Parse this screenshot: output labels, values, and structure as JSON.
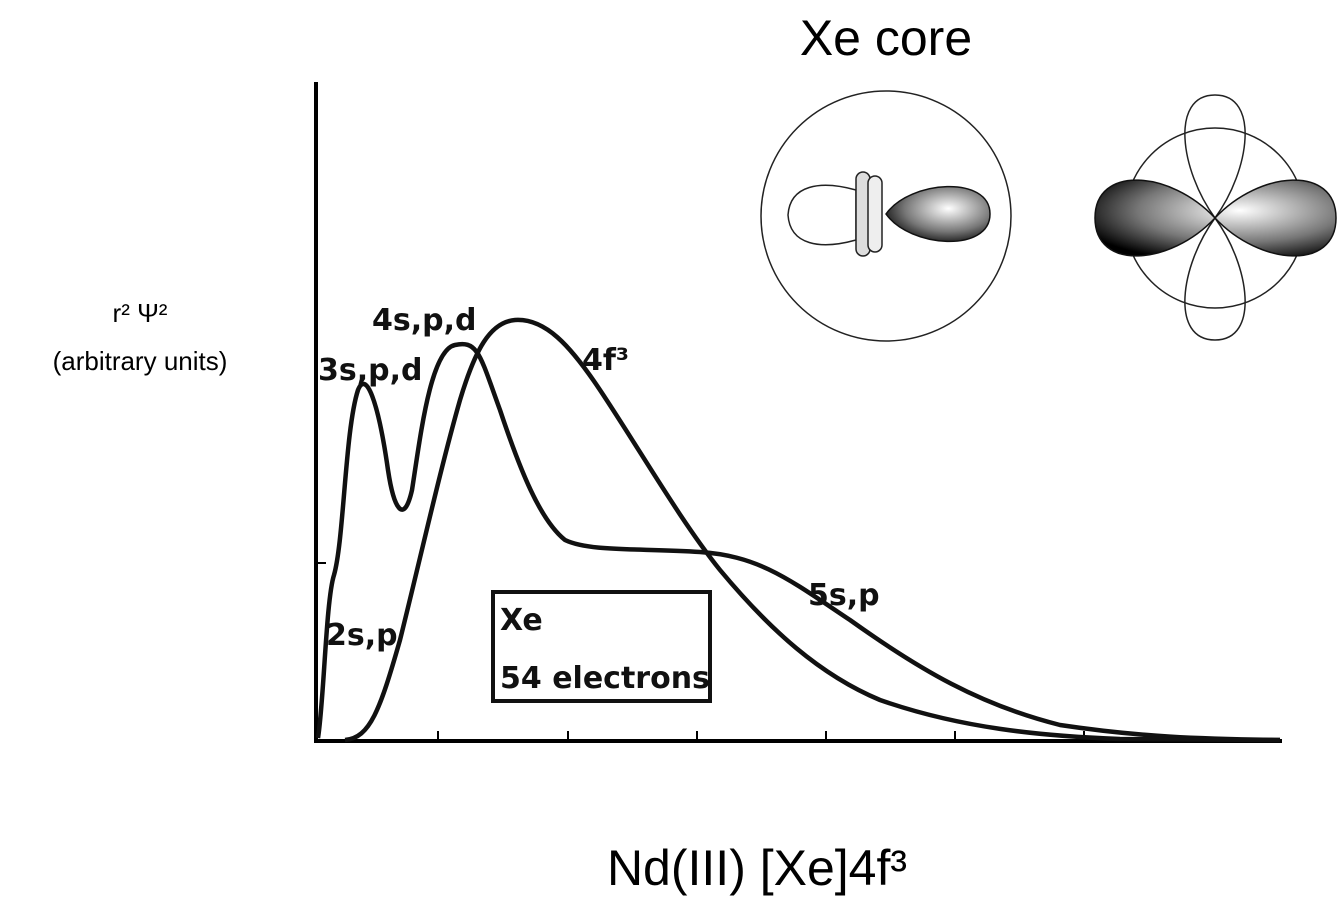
{
  "title": "Xe core",
  "y_axis_label": {
    "line1": "r² Ψ²",
    "line2": "(arbitrary units)"
  },
  "curve_labels": [
    "3s,p,d",
    "4s,p,d",
    "4f³",
    "5s,p",
    "2s,p"
  ],
  "box": {
    "line1": "Xe",
    "line2": "54 electrons"
  },
  "caption": "Nd(III) [Xe]4f³"
}
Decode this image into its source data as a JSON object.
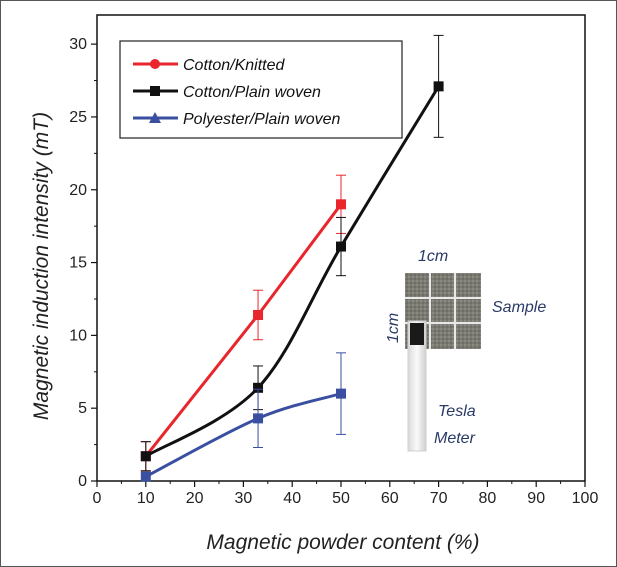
{
  "chart_data": {
    "type": "line",
    "xlabel": "Magnetic powder content (%)",
    "ylabel": "Magnetic induction intensity (mT)",
    "xlim": [
      0,
      100
    ],
    "ylim": [
      0,
      32
    ],
    "xticks": [
      0,
      10,
      20,
      30,
      40,
      50,
      60,
      70,
      80,
      90,
      100
    ],
    "yticks": [
      0,
      5,
      10,
      15,
      20,
      25,
      30
    ],
    "grid": false,
    "legend_position": "top-left",
    "series": [
      {
        "name": "Cotton/Knitted",
        "color": "#e8262b",
        "marker": "circle",
        "x": [
          10,
          33,
          50
        ],
        "y": [
          1.7,
          11.4,
          19.0
        ],
        "err": [
          1.0,
          1.7,
          2.0
        ],
        "smooth": false
      },
      {
        "name": "Cotton/Plain woven",
        "color": "#111111",
        "marker": "square",
        "x": [
          10,
          33,
          50,
          70
        ],
        "y": [
          1.7,
          6.4,
          16.1,
          27.1
        ],
        "err": [
          1.0,
          1.5,
          2.0,
          3.5
        ],
        "smooth": true
      },
      {
        "name": "Polyester/Plain woven",
        "color": "#3a4fa0",
        "marker": "triangle",
        "x": [
          10,
          33,
          50
        ],
        "y": [
          0.3,
          4.3,
          6.0
        ],
        "err": [
          0.3,
          2.0,
          2.8
        ],
        "smooth": true
      }
    ],
    "annotations": {
      "width_label": "1cm",
      "height_label": "1cm",
      "sample_label": "Sample",
      "meter_label_line1": "Tesla",
      "meter_label_line2": "Meter"
    }
  }
}
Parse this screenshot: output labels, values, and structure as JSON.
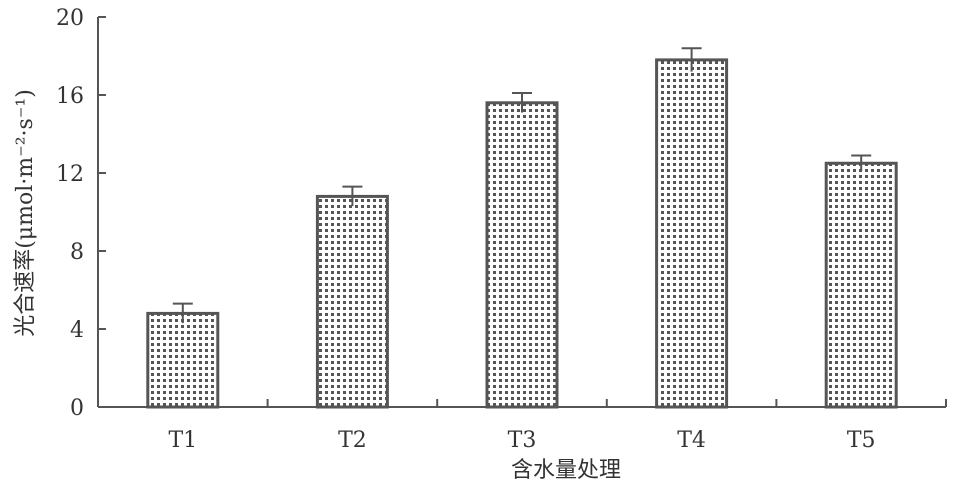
{
  "chart_data": {
    "type": "bar",
    "categories": [
      "T1",
      "T2",
      "T3",
      "T4",
      "T5"
    ],
    "values": [
      4.8,
      10.8,
      15.6,
      17.8,
      12.5
    ],
    "errors": [
      0.5,
      0.5,
      0.5,
      0.6,
      0.4
    ],
    "title": "",
    "xlabel": "含水量处理",
    "ylabel": "光合速率(μmol·m⁻²·s⁻¹)",
    "ylim": [
      0,
      20
    ],
    "yticks": [
      "0",
      "4",
      "8",
      "12",
      "16",
      "20"
    ],
    "grid": false,
    "bar_fill": "dotted pattern",
    "colors": {
      "axis": "#555555",
      "bar_dots": "#555555",
      "bar_background": "#ffffff",
      "text": "#333333"
    }
  }
}
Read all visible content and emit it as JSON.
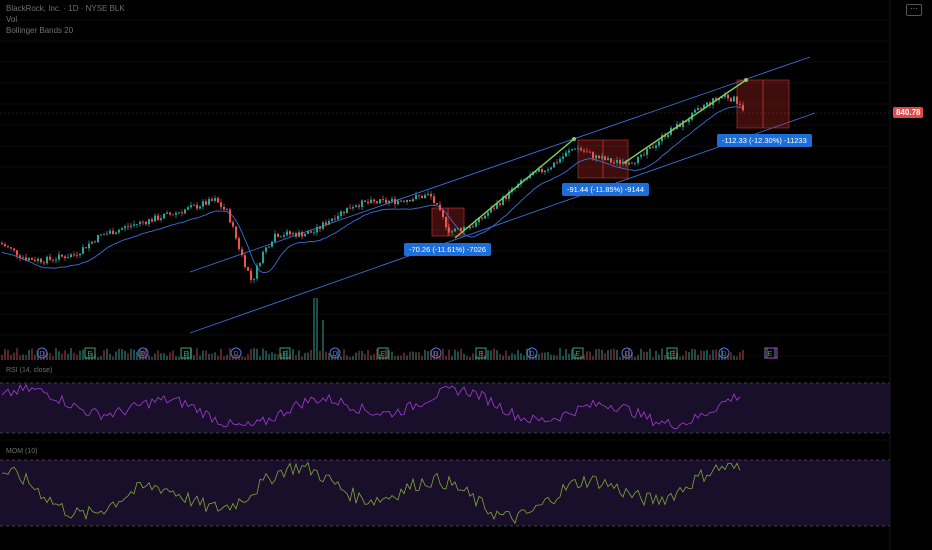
━━━━━━━━
Each line in the entries above that includes the string "woven" should be extracted.

_Solved exercise_
        "name": "Cotton/Plain woven",
        "name": "Polyester/Plain woven",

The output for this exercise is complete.